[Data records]
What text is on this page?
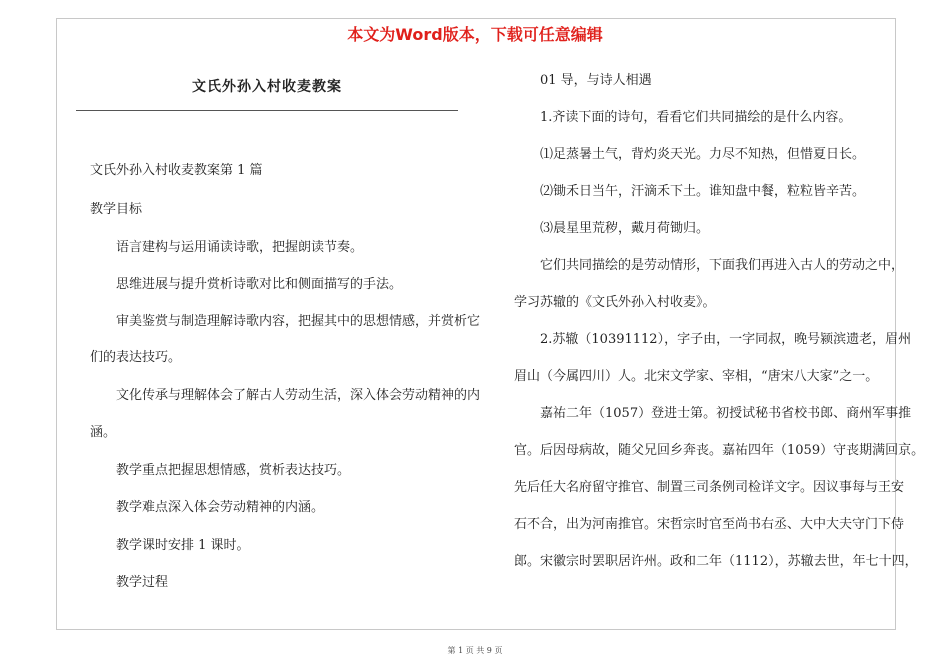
本文为Word版本，下载可任意编辑
文氏外孙入村收麦教案
文氏外孙入村收麦教案第 1 篇
教学目标
语言建构与运用诵读诗歌，把握朗读节奏。
思维进展与提升赏析诗歌对比和侧面描写的手法。
审美鉴赏与制造理解诗歌内容，把握其中的思想情感，并赏析它
们的表达技巧。
文化传承与理解体会了解古人劳动生活，深入体会劳动精神的内
涵。
教学重点把握思想情感，赏析表达技巧。
教学难点深入体会劳动精神的内涵。
教学课时安排 1 课时。
教学过程
01 导，与诗人相遇
1.齐读下面的诗句，看看它们共同描绘的是什么内容。
⑴足蒸暑土气，背灼炎天光。力尽不知热，但惜夏日长。
⑵锄禾日当午，汗滴禾下土。谁知盘中餐，粒粒皆辛苦。
⑶晨星里荒秽，戴月荷锄归。
它们共同描绘的是劳动情形，下面我们再进入古人的劳动之中，
学习苏辙的《文氏外孙入村收麦》。
2.苏辙（10391112），字子由，一字同叔，晚号颍滨遗老，眉州
眉山（今属四川）人。北宋文学家、宰相，“唐宋八大家”之一。
嘉祐二年（1057）登进士第。初授试秘书省校书郎、商州军事推
官。后因母病故，随父兄回乡奔丧。嘉祐四年（1059）守丧期满回京。
先后任大名府留守推官、制置三司条例司检详文字。因议事每与王安
石不合，出为河南推官。宋哲宗时官至尚书右丞、大中大夫守门下侍
郎。宋徽宗时罢职居许州。政和二年（1112），苏辙去世，年七十四，
第 1 页 共 9 页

◆ WHAT NEEDS TO BE DONE ◆
Word for word, quote the full listing, omitting every picture.

◆ WRITTEN SOLUTION ◆
What text is on this page?
本文为Word版本，下载可任意编辑
文氏外孙入村收麦教案
文氏外孙入村收麦教案第 1 篇
教学目标
语言建构与运用诵读诗歌，把握朗读节奏。
思维进展与提升赏析诗歌对比和侧面描写的手法。
审美鉴赏与制造理解诗歌内容，把握其中的思想情感，并赏析它
们的表达技巧。
文化传承与理解体会了解古人劳动生活，深入体会劳动精神的内
涵。
教学重点把握思想情感，赏析表达技巧。
教学难点深入体会劳动精神的内涵。
教学课时安排 1 课时。
教学过程
01 导，与诗人相遇
1.齐读下面的诗句，看看它们共同描绘的是什么内容。
⑴足蒸暑土气，背灼炎天光。力尽不知热，但惜夏日长。
⑵锄禾日当午，汗滴禾下土。谁知盘中餐，粒粒皆辛苦。
⑶晨星里荒秽，戴月荷锄归。
它们共同描绘的是劳动情形，下面我们再进入古人的劳动之中，
学习苏辙的《文氏外孙入村收麦》。
2.苏辙（10391112），字子由，一字同叔，晚号颍滨遗老，眉州
眉山（今属四川）人。北宋文学家、宰相，“唐宋八大家”之一。
嘉祐二年（1057）登进士第。初授试秘书省校书郎、商州军事推
官。后因母病故，随父兄回乡奔丧。嘉祐四年（1059）守丧期满回京。
先后任大名府留守推官、制置三司条例司检详文字。因议事每与王安
石不合，出为河南推官。宋哲宗时官至尚书右丞、大中大夫守门下侍
郎。宋徽宗时罢职居许州。政和二年（1112），苏辙去世，年七十四，
第 1 页 共 9 页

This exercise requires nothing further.